- **Dataset**:
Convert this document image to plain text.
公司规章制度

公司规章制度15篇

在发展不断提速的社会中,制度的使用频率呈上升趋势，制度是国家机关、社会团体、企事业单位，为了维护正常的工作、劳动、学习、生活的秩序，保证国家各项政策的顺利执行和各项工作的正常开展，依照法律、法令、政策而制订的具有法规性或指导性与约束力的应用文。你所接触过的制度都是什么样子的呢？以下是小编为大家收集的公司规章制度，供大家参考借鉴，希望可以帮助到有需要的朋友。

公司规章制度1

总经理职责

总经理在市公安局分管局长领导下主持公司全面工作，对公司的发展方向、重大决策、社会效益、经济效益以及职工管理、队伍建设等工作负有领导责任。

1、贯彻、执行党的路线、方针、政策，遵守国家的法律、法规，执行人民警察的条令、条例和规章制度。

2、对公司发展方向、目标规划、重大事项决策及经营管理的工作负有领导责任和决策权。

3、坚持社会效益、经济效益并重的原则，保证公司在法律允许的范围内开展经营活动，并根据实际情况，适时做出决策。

- **Written request**:
Reproduce the entries above exactly.

- **Answer for the task**:
Convert this document image to plain text.
公司规章制度

公司规章制度15篇

在发展不断提速的社会中,制度的使用频率呈上升趋势，制度是国家机关、社会团体、企事业单位，为了维护正常的工作、劳动、学习、生活的秩序，保证国家各项政策的顺利执行和各项工作的正常开展，依照法律、法令、政策而制订的具有法规性或指导性与约束力的应用文。你所接触过的制度都是什么样子的呢？以下是小编为大家收集的公司规章制度，供大家参考借鉴，希望可以帮助到有需要的朋友。

公司规章制度1

总经理职责

总经理在市公安局分管局长领导下主持公司全面工作，对公司的发展方向、重大决策、社会效益、经济效益以及职工管理、队伍建设等工作负有领导责任。

1、贯彻、执行党的路线、方针、政策，遵守国家的法律、法规，执行人民警察的条令、条例和规章制度。

2、对公司发展方向、目标规划、重大事项决策及经营管理的工作负有领导责任和决策权。

3、坚持社会效益、经济效益并重的原则，保证公司在法律允许的范围内开展经营活动，并根据实际情况，适时做出决策。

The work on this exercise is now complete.